● Job
Your answer should be a single number: the count of lines that hold the word "Axis".

::: Dataset records

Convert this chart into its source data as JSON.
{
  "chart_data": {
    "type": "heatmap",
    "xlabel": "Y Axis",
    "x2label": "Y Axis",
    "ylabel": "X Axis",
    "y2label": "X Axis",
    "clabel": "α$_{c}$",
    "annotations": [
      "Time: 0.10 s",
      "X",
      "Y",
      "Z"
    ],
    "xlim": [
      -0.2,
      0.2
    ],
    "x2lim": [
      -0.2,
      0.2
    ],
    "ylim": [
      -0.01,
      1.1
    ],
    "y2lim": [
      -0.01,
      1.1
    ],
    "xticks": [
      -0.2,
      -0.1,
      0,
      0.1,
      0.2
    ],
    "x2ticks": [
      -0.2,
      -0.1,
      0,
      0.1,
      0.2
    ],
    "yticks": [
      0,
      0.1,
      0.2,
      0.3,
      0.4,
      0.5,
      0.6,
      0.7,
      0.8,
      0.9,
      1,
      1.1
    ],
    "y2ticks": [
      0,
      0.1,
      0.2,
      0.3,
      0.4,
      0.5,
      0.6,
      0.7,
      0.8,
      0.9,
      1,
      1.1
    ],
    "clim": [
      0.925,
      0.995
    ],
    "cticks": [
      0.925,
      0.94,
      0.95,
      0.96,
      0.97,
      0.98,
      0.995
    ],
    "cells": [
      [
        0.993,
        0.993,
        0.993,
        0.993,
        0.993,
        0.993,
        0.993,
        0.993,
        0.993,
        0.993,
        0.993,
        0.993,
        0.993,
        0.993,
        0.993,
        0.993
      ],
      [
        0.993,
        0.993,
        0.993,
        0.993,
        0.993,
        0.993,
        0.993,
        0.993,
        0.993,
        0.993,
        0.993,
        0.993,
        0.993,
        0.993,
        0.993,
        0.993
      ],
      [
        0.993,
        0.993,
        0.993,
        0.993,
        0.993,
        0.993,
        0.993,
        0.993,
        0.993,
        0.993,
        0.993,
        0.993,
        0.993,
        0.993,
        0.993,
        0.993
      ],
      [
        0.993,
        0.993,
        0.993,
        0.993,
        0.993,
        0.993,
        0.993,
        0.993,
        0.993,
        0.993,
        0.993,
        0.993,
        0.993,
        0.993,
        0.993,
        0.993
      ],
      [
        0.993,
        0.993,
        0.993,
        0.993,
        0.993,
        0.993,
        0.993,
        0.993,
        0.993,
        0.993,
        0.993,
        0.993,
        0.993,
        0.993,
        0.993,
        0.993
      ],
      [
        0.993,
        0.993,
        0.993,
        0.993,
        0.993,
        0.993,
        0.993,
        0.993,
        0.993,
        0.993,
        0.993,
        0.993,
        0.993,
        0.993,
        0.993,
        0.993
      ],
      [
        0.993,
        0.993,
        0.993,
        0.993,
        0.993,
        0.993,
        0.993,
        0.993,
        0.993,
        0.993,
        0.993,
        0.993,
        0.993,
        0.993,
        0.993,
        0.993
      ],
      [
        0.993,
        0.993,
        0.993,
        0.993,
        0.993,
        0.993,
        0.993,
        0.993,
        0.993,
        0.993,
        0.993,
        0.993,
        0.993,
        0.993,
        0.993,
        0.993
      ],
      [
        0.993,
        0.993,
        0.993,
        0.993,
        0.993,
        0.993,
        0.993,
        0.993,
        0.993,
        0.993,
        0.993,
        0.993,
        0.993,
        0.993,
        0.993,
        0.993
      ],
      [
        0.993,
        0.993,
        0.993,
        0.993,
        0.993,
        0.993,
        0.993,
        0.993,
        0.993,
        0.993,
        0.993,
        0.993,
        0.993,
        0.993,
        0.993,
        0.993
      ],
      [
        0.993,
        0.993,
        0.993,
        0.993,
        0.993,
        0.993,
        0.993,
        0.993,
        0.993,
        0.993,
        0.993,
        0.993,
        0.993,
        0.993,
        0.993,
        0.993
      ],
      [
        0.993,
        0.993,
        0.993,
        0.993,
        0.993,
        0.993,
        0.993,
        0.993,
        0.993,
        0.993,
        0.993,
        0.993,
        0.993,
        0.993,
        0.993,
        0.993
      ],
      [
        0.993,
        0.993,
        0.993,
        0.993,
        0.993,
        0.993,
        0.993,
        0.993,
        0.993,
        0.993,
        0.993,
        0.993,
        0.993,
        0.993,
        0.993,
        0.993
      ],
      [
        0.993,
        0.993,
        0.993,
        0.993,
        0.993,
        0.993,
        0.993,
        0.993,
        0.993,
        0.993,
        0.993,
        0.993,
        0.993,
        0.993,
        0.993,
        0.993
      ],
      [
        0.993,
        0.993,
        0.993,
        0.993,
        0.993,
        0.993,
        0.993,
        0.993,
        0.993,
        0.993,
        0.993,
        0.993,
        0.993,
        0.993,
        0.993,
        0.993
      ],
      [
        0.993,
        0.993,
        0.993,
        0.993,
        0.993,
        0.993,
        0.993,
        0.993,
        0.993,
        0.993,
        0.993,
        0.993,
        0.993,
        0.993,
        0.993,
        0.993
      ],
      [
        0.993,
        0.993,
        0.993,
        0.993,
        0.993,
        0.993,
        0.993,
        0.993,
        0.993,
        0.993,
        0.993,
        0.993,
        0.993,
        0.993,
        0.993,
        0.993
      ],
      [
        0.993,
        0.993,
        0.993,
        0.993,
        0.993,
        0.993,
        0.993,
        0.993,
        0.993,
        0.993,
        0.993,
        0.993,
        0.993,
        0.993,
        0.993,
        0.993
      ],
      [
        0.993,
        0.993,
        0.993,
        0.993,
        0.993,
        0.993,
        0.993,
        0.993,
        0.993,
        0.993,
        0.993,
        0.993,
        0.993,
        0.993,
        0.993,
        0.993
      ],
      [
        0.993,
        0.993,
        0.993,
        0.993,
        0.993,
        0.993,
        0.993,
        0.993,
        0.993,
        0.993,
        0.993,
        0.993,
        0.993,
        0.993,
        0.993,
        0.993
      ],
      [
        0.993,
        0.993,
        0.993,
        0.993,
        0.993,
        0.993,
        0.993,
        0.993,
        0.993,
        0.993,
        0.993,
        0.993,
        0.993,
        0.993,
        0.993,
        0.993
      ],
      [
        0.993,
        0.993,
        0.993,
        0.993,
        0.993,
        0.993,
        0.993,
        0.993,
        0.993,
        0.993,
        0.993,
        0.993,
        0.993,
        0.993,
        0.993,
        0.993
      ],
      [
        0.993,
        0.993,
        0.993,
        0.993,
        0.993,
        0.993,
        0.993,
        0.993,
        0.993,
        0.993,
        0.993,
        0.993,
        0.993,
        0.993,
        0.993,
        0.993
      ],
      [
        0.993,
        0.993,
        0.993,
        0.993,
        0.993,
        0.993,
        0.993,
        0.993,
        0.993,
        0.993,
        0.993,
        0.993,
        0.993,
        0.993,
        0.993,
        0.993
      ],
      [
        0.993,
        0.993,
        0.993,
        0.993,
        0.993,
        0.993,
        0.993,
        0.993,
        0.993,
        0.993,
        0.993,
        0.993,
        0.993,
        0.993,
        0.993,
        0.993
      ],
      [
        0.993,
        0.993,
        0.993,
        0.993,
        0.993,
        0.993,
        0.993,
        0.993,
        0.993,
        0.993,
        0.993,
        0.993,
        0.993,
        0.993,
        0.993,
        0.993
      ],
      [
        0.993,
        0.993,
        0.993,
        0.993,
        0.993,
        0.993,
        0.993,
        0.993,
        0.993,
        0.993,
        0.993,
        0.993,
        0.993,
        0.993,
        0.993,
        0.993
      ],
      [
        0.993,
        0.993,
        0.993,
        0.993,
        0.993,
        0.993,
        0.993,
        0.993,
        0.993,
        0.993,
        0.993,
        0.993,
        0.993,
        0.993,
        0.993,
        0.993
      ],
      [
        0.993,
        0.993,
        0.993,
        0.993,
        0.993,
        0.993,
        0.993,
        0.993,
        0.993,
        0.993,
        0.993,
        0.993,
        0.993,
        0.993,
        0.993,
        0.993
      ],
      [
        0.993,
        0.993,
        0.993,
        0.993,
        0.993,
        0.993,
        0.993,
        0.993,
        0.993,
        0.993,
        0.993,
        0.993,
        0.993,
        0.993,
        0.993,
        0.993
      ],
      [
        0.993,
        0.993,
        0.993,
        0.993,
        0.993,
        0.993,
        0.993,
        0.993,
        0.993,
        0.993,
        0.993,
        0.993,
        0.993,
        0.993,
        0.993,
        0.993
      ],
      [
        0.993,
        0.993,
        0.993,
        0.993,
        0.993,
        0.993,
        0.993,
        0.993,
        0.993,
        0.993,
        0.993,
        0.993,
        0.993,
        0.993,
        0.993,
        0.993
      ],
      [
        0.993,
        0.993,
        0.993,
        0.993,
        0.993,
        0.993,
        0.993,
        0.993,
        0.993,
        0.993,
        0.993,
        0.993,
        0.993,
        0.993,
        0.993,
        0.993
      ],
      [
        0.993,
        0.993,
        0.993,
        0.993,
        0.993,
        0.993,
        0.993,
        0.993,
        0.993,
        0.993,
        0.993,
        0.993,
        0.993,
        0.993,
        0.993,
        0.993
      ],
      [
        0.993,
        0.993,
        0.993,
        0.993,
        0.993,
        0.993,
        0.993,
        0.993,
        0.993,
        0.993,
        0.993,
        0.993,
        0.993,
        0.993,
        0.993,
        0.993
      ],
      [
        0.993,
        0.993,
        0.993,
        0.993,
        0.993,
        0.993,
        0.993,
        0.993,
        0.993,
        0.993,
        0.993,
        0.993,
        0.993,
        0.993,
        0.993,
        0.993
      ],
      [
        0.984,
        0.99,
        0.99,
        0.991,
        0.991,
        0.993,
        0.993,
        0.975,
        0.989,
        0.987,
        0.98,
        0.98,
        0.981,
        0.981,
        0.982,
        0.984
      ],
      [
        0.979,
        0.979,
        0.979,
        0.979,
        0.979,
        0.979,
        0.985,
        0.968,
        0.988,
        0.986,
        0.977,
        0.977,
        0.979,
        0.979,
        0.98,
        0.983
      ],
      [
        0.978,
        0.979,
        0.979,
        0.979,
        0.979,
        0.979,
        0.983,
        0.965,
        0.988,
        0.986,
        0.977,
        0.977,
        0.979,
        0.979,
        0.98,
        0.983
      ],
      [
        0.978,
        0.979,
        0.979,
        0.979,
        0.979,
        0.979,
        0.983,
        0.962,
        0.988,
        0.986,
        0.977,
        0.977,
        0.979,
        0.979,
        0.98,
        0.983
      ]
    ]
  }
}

::::::

● Solution for this exercise
4